• What you have to do: Check every line below for the word "color" and show those that hold it.

• The records:
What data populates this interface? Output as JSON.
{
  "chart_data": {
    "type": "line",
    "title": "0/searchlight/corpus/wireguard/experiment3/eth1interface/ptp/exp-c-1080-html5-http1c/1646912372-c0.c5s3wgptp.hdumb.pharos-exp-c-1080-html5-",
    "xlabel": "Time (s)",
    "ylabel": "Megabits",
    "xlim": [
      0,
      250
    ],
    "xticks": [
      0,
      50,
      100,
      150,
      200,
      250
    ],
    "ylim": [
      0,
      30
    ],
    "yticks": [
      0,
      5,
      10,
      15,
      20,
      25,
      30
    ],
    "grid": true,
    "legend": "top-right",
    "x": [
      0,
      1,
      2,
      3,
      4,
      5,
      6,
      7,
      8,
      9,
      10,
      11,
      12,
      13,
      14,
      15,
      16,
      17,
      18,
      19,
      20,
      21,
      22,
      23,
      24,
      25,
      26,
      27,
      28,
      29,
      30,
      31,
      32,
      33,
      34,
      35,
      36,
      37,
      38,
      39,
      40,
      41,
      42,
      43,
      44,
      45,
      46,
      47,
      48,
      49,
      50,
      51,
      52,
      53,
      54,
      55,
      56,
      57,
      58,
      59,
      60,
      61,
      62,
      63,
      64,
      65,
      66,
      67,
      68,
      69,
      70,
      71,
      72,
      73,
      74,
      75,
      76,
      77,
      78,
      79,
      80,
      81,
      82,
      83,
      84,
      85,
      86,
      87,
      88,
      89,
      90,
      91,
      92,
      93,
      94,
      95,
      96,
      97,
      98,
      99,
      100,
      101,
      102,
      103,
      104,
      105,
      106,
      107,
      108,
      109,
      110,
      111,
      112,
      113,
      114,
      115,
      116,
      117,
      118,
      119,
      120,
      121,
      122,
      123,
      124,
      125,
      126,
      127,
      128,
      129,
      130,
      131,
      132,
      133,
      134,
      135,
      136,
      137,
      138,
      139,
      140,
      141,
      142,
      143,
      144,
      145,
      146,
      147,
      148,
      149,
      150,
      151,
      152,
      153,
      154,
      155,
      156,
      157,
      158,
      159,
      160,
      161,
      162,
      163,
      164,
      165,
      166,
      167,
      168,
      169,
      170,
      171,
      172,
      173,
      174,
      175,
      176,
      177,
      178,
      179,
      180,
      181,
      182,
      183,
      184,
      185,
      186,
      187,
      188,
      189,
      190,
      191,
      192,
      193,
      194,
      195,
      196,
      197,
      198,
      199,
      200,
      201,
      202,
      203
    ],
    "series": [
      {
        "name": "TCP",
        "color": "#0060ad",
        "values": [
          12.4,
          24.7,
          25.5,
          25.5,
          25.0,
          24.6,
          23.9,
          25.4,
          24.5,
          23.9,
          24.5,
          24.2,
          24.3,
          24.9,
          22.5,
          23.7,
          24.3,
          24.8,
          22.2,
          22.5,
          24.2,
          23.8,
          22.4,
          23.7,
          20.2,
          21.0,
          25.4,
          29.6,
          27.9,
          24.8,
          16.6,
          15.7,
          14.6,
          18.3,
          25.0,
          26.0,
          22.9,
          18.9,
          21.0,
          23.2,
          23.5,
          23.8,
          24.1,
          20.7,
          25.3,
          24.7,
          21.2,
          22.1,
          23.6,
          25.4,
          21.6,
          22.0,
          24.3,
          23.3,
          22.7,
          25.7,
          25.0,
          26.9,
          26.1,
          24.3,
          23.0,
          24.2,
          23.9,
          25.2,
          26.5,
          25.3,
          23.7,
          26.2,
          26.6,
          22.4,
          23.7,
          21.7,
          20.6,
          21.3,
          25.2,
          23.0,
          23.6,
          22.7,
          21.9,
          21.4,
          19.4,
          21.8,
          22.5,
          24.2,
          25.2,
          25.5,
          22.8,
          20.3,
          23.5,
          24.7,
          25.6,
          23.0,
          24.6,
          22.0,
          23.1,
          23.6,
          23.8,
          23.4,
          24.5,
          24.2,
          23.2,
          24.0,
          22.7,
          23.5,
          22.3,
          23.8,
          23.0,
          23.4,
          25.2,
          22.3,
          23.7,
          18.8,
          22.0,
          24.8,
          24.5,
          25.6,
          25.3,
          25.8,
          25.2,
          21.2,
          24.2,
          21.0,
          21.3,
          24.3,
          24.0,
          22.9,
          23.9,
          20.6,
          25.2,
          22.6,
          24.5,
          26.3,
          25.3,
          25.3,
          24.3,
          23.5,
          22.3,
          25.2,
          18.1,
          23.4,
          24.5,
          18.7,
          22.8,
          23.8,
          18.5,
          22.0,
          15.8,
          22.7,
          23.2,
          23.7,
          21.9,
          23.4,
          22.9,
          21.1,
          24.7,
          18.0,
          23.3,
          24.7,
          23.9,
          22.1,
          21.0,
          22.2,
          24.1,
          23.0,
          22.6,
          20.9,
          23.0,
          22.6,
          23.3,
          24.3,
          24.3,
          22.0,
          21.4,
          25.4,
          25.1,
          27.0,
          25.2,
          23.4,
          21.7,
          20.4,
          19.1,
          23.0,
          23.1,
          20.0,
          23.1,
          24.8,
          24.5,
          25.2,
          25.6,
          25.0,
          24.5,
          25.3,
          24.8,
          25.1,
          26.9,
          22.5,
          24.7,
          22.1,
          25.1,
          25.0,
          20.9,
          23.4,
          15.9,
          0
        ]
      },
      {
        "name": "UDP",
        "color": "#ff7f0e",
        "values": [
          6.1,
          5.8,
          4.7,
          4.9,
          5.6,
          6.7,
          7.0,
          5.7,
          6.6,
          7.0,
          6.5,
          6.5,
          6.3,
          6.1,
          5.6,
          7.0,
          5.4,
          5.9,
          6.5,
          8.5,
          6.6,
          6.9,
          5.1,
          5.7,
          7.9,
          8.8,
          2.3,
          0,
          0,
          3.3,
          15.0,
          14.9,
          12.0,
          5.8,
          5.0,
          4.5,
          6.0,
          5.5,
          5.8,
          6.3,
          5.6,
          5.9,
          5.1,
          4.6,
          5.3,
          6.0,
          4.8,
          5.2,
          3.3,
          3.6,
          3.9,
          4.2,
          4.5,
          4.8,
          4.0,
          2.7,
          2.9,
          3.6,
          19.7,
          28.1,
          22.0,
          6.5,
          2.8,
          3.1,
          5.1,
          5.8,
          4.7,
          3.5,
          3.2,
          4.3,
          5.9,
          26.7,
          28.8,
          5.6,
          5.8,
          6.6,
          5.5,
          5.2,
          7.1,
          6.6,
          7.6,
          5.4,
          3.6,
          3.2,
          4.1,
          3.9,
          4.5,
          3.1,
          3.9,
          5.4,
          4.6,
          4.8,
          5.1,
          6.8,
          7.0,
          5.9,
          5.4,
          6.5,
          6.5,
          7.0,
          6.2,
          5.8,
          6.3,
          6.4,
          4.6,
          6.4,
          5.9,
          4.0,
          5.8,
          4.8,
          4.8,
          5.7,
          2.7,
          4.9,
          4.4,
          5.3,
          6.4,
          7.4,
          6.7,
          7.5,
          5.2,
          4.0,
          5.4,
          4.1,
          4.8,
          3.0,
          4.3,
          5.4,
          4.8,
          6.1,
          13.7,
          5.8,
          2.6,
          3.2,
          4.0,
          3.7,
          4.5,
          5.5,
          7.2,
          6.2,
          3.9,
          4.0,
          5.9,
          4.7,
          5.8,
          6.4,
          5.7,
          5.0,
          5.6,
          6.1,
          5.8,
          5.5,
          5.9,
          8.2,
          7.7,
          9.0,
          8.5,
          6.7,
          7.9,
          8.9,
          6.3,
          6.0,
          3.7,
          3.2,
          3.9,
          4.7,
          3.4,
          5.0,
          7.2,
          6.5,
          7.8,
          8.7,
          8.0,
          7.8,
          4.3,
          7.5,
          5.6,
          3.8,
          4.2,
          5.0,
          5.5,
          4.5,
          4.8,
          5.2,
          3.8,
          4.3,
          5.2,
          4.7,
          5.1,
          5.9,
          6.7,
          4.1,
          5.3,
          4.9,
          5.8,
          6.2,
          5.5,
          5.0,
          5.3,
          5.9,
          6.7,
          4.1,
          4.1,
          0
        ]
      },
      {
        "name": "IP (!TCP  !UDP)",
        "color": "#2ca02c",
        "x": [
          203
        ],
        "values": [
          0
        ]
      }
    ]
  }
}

• Exercise response:
        "color": "#0060ad",
        "color": "#ff7f0e",
        "color": "#2ca02c",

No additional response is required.